__EXERCISE__. Restate the full set of records exactly, word for word.
※
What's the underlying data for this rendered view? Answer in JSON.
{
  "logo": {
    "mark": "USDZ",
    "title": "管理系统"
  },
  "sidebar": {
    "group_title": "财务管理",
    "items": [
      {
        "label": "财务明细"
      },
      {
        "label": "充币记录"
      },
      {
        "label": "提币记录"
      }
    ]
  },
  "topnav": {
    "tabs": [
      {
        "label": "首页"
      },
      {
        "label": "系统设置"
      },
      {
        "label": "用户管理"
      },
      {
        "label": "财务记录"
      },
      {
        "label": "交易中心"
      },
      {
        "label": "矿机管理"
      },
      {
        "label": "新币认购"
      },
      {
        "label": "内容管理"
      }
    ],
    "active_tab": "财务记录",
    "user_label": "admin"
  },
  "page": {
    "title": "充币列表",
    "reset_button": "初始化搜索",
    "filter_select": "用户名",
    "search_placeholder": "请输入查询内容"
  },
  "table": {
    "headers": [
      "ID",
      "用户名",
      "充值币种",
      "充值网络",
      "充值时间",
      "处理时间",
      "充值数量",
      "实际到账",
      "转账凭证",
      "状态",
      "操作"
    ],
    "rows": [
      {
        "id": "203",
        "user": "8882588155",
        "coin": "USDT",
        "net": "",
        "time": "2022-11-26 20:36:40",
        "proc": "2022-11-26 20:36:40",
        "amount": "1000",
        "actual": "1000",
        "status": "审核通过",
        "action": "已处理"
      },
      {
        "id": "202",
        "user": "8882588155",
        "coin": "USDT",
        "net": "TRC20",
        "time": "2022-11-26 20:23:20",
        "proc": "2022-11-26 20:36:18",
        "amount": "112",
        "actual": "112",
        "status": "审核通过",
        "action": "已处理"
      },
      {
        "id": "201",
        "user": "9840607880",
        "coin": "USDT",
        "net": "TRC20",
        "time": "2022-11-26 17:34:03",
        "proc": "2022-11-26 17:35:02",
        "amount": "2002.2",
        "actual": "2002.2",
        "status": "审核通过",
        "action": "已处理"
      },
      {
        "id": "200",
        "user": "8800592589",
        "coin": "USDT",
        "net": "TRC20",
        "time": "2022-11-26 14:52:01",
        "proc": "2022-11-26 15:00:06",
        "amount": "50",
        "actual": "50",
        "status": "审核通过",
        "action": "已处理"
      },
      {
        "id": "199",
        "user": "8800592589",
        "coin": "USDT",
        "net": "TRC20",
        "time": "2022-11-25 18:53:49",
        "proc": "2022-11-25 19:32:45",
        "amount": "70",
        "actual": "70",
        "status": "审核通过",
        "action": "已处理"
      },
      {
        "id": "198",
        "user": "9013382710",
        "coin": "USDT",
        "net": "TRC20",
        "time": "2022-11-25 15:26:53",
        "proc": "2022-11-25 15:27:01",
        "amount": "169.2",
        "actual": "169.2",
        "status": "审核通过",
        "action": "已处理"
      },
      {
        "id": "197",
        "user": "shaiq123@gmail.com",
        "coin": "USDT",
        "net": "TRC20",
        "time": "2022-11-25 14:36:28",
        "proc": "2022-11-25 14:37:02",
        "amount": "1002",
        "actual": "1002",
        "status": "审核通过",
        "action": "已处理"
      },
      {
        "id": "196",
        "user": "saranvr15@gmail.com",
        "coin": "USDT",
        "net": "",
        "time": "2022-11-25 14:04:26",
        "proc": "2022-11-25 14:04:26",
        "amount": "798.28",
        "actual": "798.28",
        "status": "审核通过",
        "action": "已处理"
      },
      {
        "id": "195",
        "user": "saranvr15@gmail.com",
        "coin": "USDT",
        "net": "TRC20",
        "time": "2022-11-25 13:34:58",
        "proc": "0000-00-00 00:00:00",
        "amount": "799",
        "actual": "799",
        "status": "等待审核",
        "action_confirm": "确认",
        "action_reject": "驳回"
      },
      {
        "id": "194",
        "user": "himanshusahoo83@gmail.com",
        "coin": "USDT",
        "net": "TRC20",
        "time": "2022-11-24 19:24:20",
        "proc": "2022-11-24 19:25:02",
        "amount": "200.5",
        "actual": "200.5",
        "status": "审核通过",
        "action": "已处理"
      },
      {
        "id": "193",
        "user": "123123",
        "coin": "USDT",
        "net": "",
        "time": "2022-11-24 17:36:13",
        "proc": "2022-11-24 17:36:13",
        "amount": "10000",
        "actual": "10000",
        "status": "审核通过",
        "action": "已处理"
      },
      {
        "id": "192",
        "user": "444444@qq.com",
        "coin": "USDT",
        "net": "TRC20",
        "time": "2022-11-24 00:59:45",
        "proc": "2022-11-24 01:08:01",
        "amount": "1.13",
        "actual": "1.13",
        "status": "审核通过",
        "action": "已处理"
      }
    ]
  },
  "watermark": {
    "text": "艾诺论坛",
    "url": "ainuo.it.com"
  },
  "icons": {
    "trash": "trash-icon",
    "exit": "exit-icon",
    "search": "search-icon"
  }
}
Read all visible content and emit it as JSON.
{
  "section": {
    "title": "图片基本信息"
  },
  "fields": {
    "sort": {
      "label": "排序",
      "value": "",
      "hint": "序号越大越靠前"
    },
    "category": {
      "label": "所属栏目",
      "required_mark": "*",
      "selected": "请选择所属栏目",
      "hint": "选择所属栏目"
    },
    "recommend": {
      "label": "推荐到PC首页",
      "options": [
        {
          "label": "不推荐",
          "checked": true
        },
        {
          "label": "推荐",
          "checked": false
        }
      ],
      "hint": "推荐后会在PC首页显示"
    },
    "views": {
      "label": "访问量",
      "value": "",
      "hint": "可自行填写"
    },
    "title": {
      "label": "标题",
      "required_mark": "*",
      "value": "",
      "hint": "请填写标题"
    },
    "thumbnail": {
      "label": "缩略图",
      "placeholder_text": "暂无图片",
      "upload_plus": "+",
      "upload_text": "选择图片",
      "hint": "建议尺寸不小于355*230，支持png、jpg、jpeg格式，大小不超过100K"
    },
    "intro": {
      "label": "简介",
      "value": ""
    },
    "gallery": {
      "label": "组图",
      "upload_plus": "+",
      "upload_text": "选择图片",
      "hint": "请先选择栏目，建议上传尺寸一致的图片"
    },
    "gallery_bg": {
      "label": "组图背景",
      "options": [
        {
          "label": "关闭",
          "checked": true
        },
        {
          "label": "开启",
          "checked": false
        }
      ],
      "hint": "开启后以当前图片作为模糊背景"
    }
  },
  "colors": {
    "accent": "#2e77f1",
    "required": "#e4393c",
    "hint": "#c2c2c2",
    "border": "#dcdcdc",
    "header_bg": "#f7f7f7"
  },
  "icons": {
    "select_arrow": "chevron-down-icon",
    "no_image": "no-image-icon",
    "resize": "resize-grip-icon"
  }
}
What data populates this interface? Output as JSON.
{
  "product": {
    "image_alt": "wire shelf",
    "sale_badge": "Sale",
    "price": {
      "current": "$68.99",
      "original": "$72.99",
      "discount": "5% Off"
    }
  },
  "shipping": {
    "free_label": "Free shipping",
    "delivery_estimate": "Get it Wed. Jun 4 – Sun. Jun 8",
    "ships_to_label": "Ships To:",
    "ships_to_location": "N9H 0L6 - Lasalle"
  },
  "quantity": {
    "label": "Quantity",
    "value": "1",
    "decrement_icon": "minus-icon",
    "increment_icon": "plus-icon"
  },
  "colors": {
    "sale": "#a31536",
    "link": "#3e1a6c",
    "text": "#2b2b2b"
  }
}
※
__RESULT OF THIS TASK__.
What's the underlying data for this rendered view? Answer in JSON.
{
  "logo": {
    "mark": "USDZ",
    "title": "管理系统"
  },
  "sidebar": {
    "group_title": "财务管理",
    "items": [
      {
        "label": "财务明细"
      },
      {
        "label": "充币记录"
      },
      {
        "label": "提币记录"
      }
    ]
  },
  "topnav": {
    "tabs": [
      {
        "label": "首页"
      },
      {
        "label": "系统设置"
      },
      {
        "label": "用户管理"
      },
      {
        "label": "财务记录"
      },
      {
        "label": "交易中心"
      },
      {
        "label": "矿机管理"
      },
      {
        "label": "新币认购"
      },
      {
        "label": "内容管理"
      }
    ],
    "active_tab": "财务记录",
    "user_label": "admin"
  },
  "page": {
    "title": "充币列表",
    "reset_button": "初始化搜索",
    "filter_select": "用户名",
    "search_placeholder": "请输入查询内容"
  },
  "table": {
    "headers": [
      "ID",
      "用户名",
      "充值币种",
      "充值网络",
      "充值时间",
      "处理时间",
      "充值数量",
      "实际到账",
      "转账凭证",
      "状态",
      "操作"
    ],
    "rows": [
      {
        "id": "203",
        "user": "8882588155",
        "coin": "USDT",
        "net": "",
        "time": "2022-11-26 20:36:40",
        "proc": "2022-11-26 20:36:40",
        "amount": "1000",
        "actual": "1000",
        "status": "审核通过",
        "action": "已处理"
      },
      {
        "id": "202",
        "user": "8882588155",
        "coin": "USDT",
        "net": "TRC20",
        "time": "2022-11-26 20:23:20",
        "proc": "2022-11-26 20:36:18",
        "amount": "112",
        "actual": "112",
        "status": "审核通过",
        "action": "已处理"
      },
      {
        "id": "201",
        "user": "9840607880",
        "coin": "USDT",
        "net": "TRC20",
        "time": "2022-11-26 17:34:03",
        "proc": "2022-11-26 17:35:02",
        "amount": "2002.2",
        "actual": "2002.2",
        "status": "审核通过",
        "action": "已处理"
      },
      {
        "id": "200",
        "user": "8800592589",
        "coin": "USDT",
        "net": "TRC20",
        "time": "2022-11-26 14:52:01",
        "proc": "2022-11-26 15:00:06",
        "amount": "50",
        "actual": "50",
        "status": "审核通过",
        "action": "已处理"
      },
      {
        "id": "199",
        "user": "8800592589",
        "coin": "USDT",
        "net": "TRC20",
        "time": "2022-11-25 18:53:49",
        "proc": "2022-11-25 19:32:45",
        "amount": "70",
        "actual": "70",
        "status": "审核通过",
        "action": "已处理"
      },
      {
        "id": "198",
        "user": "9013382710",
        "coin": "USDT",
        "net": "TRC20",
        "time": "2022-11-25 15:26:53",
        "proc": "2022-11-25 15:27:01",
        "amount": "169.2",
        "actual": "169.2",
        "status": "审核通过",
        "action": "已处理"
      },
      {
        "id": "197",
        "user": "shaiq123@gmail.com",
        "coin": "USDT",
        "net": "TRC20",
        "time": "2022-11-25 14:36:28",
        "proc": "2022-11-25 14:37:02",
        "amount": "1002",
        "actual": "1002",
        "status": "审核通过",
        "action": "已处理"
      },
      {
        "id": "196",
        "user": "saranvr15@gmail.com",
        "coin": "USDT",
        "net": "",
        "time": "2022-11-25 14:04:26",
        "proc": "2022-11-25 14:04:26",
        "amount": "798.28",
        "actual": "798.28",
        "status": "审核通过",
        "action": "已处理"
      },
      {
        "id": "195",
        "user": "saranvr15@gmail.com",
        "coin": "USDT",
        "net": "TRC20",
        "time": "2022-11-25 13:34:58",
        "proc": "0000-00-00 00:00:00",
        "amount": "799",
        "actual": "799",
        "status": "等待审核",
        "action_confirm": "确认",
        "action_reject": "驳回"
      },
      {
        "id": "194",
        "user": "himanshusahoo83@gmail.com",
        "coin": "USDT",
        "net": "TRC20",
        "time": "2022-11-24 19:24:20",
        "proc": "2022-11-24 19:25:02",
        "amount": "200.5",
        "actual": "200.5",
        "status": "审核通过",
        "action": "已处理"
      },
      {
        "id": "193",
        "user": "123123",
        "coin": "USDT",
        "net": "",
        "time": "2022-11-24 17:36:13",
        "proc": "2022-11-24 17:36:13",
        "amount": "10000",
        "actual": "10000",
        "status": "审核通过",
        "action": "已处理"
      },
      {
        "id": "192",
        "user": "444444@qq.com",
        "coin": "USDT",
        "net": "TRC20",
        "time": "2022-11-24 00:59:45",
        "proc": "2022-11-24 01:08:01",
        "amount": "1.13",
        "actual": "1.13",
        "status": "审核通过",
        "action": "已处理"
      }
    ]
  },
  "watermark": {
    "text": "艾诺论坛",
    "url": "ainuo.it.com"
  },
  "icons": {
    "trash": "trash-icon",
    "exit": "exit-icon",
    "search": "search-icon"
  }
}
Read all visible content and emit it as JSON.
{
  "section": {
    "title": "图片基本信息"
  },
  "fields": {
    "sort": {
      "label": "排序",
      "value": "",
      "hint": "序号越大越靠前"
    },
    "category": {
      "label": "所属栏目",
      "required_mark": "*",
      "selected": "请选择所属栏目",
      "hint": "选择所属栏目"
    },
    "recommend": {
      "label": "推荐到PC首页",
      "options": [
        {
          "label": "不推荐",
          "checked": true
        },
        {
          "label": "推荐",
          "checked": false
        }
      ],
      "hint": "推荐后会在PC首页显示"
    },
    "views": {
      "label": "访问量",
      "value": "",
      "hint": "可自行填写"
    },
    "title": {
      "label": "标题",
      "required_mark": "*",
      "value": "",
      "hint": "请填写标题"
    },
    "thumbnail": {
      "label": "缩略图",
      "placeholder_text": "暂无图片",
      "upload_plus": "+",
      "upload_text": "选择图片",
      "hint": "建议尺寸不小于355*230，支持png、jpg、jpeg格式，大小不超过100K"
    },
    "intro": {
      "label": "简介",
      "value": ""
    },
    "gallery": {
      "label": "组图",
      "upload_plus": "+",
      "upload_text": "选择图片",
      "hint": "请先选择栏目，建议上传尺寸一致的图片"
    },
    "gallery_bg": {
      "label": "组图背景",
      "options": [
        {
          "label": "关闭",
          "checked": true
        },
        {
          "label": "开启",
          "checked": false
        }
      ],
      "hint": "开启后以当前图片作为模糊背景"
    }
  },
  "colors": {
    "accent": "#2e77f1",
    "required": "#e4393c",
    "hint": "#c2c2c2",
    "border": "#dcdcdc",
    "header_bg": "#f7f7f7"
  },
  "icons": {
    "select_arrow": "chevron-down-icon",
    "no_image": "no-image-icon",
    "resize": "resize-grip-icon"
  }
}
What data populates this interface? Output as JSON.
{
  "product": {
    "image_alt": "wire shelf",
    "sale_badge": "Sale",
    "price": {
      "current": "$68.99",
      "original": "$72.99",
      "discount": "5% Off"
    }
  },
  "shipping": {
    "free_label": "Free shipping",
    "delivery_estimate": "Get it Wed. Jun 4 – Sun. Jun 8",
    "ships_to_label": "Ships To:",
    "ships_to_location": "N9H 0L6 - Lasalle"
  },
  "quantity": {
    "label": "Quantity",
    "value": "1",
    "decrement_icon": "minus-icon",
    "increment_icon": "plus-icon"
  },
  "colors": {
    "sale": "#a31536",
    "link": "#3e1a6c",
    "text": "#2b2b2b"
  }
}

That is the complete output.